[Figure contents as structured data]
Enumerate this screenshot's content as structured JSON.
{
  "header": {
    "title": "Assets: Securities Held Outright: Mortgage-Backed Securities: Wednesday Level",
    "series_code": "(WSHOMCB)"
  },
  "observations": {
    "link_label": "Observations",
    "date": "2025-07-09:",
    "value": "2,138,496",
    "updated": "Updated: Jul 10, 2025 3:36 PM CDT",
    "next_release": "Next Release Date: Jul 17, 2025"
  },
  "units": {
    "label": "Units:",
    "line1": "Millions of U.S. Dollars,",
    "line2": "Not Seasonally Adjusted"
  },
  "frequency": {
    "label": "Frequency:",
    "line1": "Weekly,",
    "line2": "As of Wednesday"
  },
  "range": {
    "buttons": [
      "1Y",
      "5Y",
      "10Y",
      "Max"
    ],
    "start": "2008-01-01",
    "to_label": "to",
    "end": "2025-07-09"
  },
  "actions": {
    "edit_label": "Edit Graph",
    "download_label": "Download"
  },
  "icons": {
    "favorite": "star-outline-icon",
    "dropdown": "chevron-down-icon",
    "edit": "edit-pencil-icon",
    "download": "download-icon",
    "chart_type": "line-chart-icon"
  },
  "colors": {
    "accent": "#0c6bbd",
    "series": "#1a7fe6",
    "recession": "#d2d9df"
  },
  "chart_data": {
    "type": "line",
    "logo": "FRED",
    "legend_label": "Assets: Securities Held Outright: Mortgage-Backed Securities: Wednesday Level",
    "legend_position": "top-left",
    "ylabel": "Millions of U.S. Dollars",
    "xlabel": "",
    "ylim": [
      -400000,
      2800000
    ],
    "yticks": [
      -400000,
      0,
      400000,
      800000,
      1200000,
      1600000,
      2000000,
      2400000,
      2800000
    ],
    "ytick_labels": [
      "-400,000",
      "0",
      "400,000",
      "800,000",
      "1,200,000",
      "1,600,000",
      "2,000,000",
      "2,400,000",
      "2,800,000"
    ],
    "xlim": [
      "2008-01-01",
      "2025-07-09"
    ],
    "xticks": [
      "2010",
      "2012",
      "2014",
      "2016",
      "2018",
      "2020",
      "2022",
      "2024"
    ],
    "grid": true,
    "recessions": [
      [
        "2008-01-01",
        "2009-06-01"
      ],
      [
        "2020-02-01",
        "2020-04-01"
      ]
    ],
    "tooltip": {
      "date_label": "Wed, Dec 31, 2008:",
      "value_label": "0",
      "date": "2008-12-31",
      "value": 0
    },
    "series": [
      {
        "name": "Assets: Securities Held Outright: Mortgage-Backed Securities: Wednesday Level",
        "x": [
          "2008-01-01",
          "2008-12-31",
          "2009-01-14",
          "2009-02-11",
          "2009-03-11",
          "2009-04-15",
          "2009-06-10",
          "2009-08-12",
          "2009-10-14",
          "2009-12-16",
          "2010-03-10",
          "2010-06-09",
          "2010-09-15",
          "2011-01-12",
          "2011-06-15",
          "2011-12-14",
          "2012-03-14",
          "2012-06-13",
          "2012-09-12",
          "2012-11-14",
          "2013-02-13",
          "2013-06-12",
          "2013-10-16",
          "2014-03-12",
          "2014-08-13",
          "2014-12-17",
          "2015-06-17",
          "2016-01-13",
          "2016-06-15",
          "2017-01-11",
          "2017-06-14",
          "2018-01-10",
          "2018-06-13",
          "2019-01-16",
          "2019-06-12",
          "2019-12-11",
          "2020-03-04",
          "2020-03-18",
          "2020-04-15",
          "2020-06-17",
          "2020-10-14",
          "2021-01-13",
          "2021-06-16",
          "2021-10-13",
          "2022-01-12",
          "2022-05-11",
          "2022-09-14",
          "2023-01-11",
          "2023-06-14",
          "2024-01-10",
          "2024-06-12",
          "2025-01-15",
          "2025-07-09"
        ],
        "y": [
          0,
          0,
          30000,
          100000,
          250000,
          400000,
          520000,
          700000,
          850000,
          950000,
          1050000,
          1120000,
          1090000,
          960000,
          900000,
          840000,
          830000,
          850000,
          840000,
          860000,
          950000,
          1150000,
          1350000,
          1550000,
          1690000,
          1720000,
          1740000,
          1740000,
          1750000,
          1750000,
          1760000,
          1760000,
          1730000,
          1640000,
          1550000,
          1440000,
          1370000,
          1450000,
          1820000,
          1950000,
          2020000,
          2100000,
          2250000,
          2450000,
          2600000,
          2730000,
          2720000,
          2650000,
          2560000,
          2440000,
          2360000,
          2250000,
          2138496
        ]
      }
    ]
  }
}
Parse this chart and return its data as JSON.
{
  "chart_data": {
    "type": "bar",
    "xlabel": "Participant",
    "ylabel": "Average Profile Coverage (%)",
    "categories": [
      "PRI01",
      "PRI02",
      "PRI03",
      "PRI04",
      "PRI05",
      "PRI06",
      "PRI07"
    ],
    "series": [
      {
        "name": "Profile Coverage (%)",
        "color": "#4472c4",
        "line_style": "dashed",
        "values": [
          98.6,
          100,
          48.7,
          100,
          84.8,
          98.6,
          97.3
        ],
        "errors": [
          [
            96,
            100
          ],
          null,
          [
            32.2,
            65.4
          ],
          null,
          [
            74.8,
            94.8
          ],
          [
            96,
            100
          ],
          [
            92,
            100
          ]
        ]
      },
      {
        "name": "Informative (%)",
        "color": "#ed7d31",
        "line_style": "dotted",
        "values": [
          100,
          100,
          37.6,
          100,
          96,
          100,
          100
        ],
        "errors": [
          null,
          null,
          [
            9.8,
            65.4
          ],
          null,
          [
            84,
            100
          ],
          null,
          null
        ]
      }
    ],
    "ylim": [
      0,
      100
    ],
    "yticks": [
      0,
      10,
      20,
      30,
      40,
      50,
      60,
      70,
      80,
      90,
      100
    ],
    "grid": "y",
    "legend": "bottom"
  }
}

# Written instruction
All of the data must be returned exactly.

# Response to this task
Enumerate this screenshot's content as structured JSON.
{
  "header": {
    "title": "Assets: Securities Held Outright: Mortgage-Backed Securities: Wednesday Level",
    "series_code": "(WSHOMCB)"
  },
  "observations": {
    "link_label": "Observations",
    "date": "2025-07-09:",
    "value": "2,138,496",
    "updated": "Updated: Jul 10, 2025 3:36 PM CDT",
    "next_release": "Next Release Date: Jul 17, 2025"
  },
  "units": {
    "label": "Units:",
    "line1": "Millions of U.S. Dollars,",
    "line2": "Not Seasonally Adjusted"
  },
  "frequency": {
    "label": "Frequency:",
    "line1": "Weekly,",
    "line2": "As of Wednesday"
  },
  "range": {
    "buttons": [
      "1Y",
      "5Y",
      "10Y",
      "Max"
    ],
    "start": "2008-01-01",
    "to_label": "to",
    "end": "2025-07-09"
  },
  "actions": {
    "edit_label": "Edit Graph",
    "download_label": "Download"
  },
  "icons": {
    "favorite": "star-outline-icon",
    "dropdown": "chevron-down-icon",
    "edit": "edit-pencil-icon",
    "download": "download-icon",
    "chart_type": "line-chart-icon"
  },
  "colors": {
    "accent": "#0c6bbd",
    "series": "#1a7fe6",
    "recession": "#d2d9df"
  },
  "chart_data": {
    "type": "line",
    "logo": "FRED",
    "legend_label": "Assets: Securities Held Outright: Mortgage-Backed Securities: Wednesday Level",
    "legend_position": "top-left",
    "ylabel": "Millions of U.S. Dollars",
    "xlabel": "",
    "ylim": [
      -400000,
      2800000
    ],
    "yticks": [
      -400000,
      0,
      400000,
      800000,
      1200000,
      1600000,
      2000000,
      2400000,
      2800000
    ],
    "ytick_labels": [
      "-400,000",
      "0",
      "400,000",
      "800,000",
      "1,200,000",
      "1,600,000",
      "2,000,000",
      "2,400,000",
      "2,800,000"
    ],
    "xlim": [
      "2008-01-01",
      "2025-07-09"
    ],
    "xticks": [
      "2010",
      "2012",
      "2014",
      "2016",
      "2018",
      "2020",
      "2022",
      "2024"
    ],
    "grid": true,
    "recessions": [
      [
        "2008-01-01",
        "2009-06-01"
      ],
      [
        "2020-02-01",
        "2020-04-01"
      ]
    ],
    "tooltip": {
      "date_label": "Wed, Dec 31, 2008:",
      "value_label": "0",
      "date": "2008-12-31",
      "value": 0
    },
    "series": [
      {
        "name": "Assets: Securities Held Outright: Mortgage-Backed Securities: Wednesday Level",
        "x": [
          "2008-01-01",
          "2008-12-31",
          "2009-01-14",
          "2009-02-11",
          "2009-03-11",
          "2009-04-15",
          "2009-06-10",
          "2009-08-12",
          "2009-10-14",
          "2009-12-16",
          "2010-03-10",
          "2010-06-09",
          "2010-09-15",
          "2011-01-12",
          "2011-06-15",
          "2011-12-14",
          "2012-03-14",
          "2012-06-13",
          "2012-09-12",
          "2012-11-14",
          "2013-02-13",
          "2013-06-12",
          "2013-10-16",
          "2014-03-12",
          "2014-08-13",
          "2014-12-17",
          "2015-06-17",
          "2016-01-13",
          "2016-06-15",
          "2017-01-11",
          "2017-06-14",
          "2018-01-10",
          "2018-06-13",
          "2019-01-16",
          "2019-06-12",
          "2019-12-11",
          "2020-03-04",
          "2020-03-18",
          "2020-04-15",
          "2020-06-17",
          "2020-10-14",
          "2021-01-13",
          "2021-06-16",
          "2021-10-13",
          "2022-01-12",
          "2022-05-11",
          "2022-09-14",
          "2023-01-11",
          "2023-06-14",
          "2024-01-10",
          "2024-06-12",
          "2025-01-15",
          "2025-07-09"
        ],
        "y": [
          0,
          0,
          30000,
          100000,
          250000,
          400000,
          520000,
          700000,
          850000,
          950000,
          1050000,
          1120000,
          1090000,
          960000,
          900000,
          840000,
          830000,
          850000,
          840000,
          860000,
          950000,
          1150000,
          1350000,
          1550000,
          1690000,
          1720000,
          1740000,
          1740000,
          1750000,
          1750000,
          1760000,
          1760000,
          1730000,
          1640000,
          1550000,
          1440000,
          1370000,
          1450000,
          1820000,
          1950000,
          2020000,
          2100000,
          2250000,
          2450000,
          2600000,
          2730000,
          2720000,
          2650000,
          2560000,
          2440000,
          2360000,
          2250000,
          2138496
        ]
      }
    ]
  }
}
Parse this chart and return its data as JSON.
{
  "chart_data": {
    "type": "bar",
    "xlabel": "Participant",
    "ylabel": "Average Profile Coverage (%)",
    "categories": [
      "PRI01",
      "PRI02",
      "PRI03",
      "PRI04",
      "PRI05",
      "PRI06",
      "PRI07"
    ],
    "series": [
      {
        "name": "Profile Coverage (%)",
        "color": "#4472c4",
        "line_style": "dashed",
        "values": [
          98.6,
          100,
          48.7,
          100,
          84.8,
          98.6,
          97.3
        ],
        "errors": [
          [
            96,
            100
          ],
          null,
          [
            32.2,
            65.4
          ],
          null,
          [
            74.8,
            94.8
          ],
          [
            96,
            100
          ],
          [
            92,
            100
          ]
        ]
      },
      {
        "name": "Informative (%)",
        "color": "#ed7d31",
        "line_style": "dotted",
        "values": [
          100,
          100,
          37.6,
          100,
          96,
          100,
          100
        ],
        "errors": [
          null,
          null,
          [
            9.8,
            65.4
          ],
          null,
          [
            84,
            100
          ],
          null,
          null
        ]
      }
    ],
    "ylim": [
      0,
      100
    ],
    "yticks": [
      0,
      10,
      20,
      30,
      40,
      50,
      60,
      70,
      80,
      90,
      100
    ],
    "grid": "y",
    "legend": "bottom"
  }
}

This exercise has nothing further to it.